Exercise prompt: Your task is to reproduce exactly the lines from the line with "Decode this image" through the end of the records below.

[begin Records to use]

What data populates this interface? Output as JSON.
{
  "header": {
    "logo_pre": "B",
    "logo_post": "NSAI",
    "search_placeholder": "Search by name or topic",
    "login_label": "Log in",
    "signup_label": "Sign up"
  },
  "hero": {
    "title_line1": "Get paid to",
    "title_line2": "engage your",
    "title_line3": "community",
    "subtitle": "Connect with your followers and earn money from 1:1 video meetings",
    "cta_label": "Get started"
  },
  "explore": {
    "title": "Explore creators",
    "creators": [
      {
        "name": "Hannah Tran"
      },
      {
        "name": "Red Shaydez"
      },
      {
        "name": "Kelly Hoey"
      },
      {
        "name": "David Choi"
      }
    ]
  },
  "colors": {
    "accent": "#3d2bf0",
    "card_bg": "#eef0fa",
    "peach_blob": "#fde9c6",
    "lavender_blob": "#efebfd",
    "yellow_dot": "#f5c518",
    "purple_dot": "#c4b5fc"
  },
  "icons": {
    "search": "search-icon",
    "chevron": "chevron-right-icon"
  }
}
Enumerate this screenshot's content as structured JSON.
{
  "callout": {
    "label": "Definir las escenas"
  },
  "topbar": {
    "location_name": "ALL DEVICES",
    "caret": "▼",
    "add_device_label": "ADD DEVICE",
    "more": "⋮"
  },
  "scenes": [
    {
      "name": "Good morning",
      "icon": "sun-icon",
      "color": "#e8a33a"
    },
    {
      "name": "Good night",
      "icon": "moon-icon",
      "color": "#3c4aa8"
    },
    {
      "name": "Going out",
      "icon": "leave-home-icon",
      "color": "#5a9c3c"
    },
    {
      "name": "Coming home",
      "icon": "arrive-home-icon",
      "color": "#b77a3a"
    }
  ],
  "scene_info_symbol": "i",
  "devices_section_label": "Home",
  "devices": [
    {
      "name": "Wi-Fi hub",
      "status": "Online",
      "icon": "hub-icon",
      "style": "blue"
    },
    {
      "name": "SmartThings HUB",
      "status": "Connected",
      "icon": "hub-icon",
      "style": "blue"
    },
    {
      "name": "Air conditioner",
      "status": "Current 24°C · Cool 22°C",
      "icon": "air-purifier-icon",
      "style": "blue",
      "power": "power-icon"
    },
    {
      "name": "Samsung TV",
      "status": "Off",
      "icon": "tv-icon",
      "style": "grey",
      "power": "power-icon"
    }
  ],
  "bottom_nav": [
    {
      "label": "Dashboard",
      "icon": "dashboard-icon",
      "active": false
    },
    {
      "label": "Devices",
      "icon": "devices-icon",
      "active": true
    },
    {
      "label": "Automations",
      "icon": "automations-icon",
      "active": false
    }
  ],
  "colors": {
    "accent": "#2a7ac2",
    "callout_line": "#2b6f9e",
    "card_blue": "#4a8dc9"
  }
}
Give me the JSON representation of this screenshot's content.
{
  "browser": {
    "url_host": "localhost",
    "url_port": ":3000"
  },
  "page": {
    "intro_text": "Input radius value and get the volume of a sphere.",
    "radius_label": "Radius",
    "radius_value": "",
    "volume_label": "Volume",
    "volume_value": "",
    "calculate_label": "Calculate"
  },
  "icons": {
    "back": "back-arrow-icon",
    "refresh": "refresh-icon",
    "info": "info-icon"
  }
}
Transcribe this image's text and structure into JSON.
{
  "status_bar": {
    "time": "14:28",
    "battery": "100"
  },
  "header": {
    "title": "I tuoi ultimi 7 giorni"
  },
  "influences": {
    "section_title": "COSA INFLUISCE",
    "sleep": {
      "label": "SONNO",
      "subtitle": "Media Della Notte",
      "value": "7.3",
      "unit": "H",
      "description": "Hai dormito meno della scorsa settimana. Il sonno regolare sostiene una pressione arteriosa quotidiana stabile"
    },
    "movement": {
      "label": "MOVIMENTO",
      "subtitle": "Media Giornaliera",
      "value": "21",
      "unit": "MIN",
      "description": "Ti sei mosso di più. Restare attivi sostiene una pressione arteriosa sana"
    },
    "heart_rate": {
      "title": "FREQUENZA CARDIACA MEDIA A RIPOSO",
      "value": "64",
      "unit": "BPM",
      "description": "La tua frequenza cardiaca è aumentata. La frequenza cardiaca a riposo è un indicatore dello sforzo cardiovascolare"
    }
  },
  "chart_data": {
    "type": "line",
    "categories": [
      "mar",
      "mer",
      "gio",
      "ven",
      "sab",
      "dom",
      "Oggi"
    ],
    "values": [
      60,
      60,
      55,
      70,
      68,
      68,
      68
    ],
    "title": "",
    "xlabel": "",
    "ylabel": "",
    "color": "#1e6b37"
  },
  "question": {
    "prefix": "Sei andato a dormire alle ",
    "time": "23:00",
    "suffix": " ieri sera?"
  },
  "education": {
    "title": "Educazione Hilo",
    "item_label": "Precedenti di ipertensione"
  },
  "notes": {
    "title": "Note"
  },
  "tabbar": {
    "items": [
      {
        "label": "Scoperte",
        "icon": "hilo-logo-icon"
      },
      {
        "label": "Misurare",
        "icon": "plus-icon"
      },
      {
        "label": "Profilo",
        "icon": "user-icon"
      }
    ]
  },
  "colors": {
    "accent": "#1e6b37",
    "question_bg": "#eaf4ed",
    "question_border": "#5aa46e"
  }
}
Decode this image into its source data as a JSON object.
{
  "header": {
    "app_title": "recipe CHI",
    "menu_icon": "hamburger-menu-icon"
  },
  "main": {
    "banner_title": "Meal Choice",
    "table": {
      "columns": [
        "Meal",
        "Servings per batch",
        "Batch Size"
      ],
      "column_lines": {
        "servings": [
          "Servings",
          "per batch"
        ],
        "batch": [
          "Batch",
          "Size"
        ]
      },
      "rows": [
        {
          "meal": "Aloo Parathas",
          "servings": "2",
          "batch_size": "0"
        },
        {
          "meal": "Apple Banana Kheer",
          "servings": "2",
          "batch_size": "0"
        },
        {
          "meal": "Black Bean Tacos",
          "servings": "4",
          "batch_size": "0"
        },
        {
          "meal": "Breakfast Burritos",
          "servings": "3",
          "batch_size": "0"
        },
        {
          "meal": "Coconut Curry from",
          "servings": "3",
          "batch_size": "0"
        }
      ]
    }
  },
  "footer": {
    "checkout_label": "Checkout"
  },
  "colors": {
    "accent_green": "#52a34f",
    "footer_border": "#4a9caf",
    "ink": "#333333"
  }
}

[end Records to use]

Exercise answer:
Decode this image into its source data as a JSON object.
{
  "header": {
    "app_title": "recipe CHI",
    "menu_icon": "hamburger-menu-icon"
  },
  "main": {
    "banner_title": "Meal Choice",
    "table": {
      "columns": [
        "Meal",
        "Servings per batch",
        "Batch Size"
      ],
      "column_lines": {
        "servings": [
          "Servings",
          "per batch"
        ],
        "batch": [
          "Batch",
          "Size"
        ]
      },
      "rows": [
        {
          "meal": "Aloo Parathas",
          "servings": "2",
          "batch_size": "0"
        },
        {
          "meal": "Apple Banana Kheer",
          "servings": "2",
          "batch_size": "0"
        },
        {
          "meal": "Black Bean Tacos",
          "servings": "4",
          "batch_size": "0"
        },
        {
          "meal": "Breakfast Burritos",
          "servings": "3",
          "batch_size": "0"
        },
        {
          "meal": "Coconut Curry from",
          "servings": "3",
          "batch_size": "0"
        }
      ]
    }
  },
  "footer": {
    "checkout_label": "Checkout"
  },
  "colors": {
    "accent_green": "#52a34f",
    "footer_border": "#4a9caf",
    "ink": "#333333"
  }
}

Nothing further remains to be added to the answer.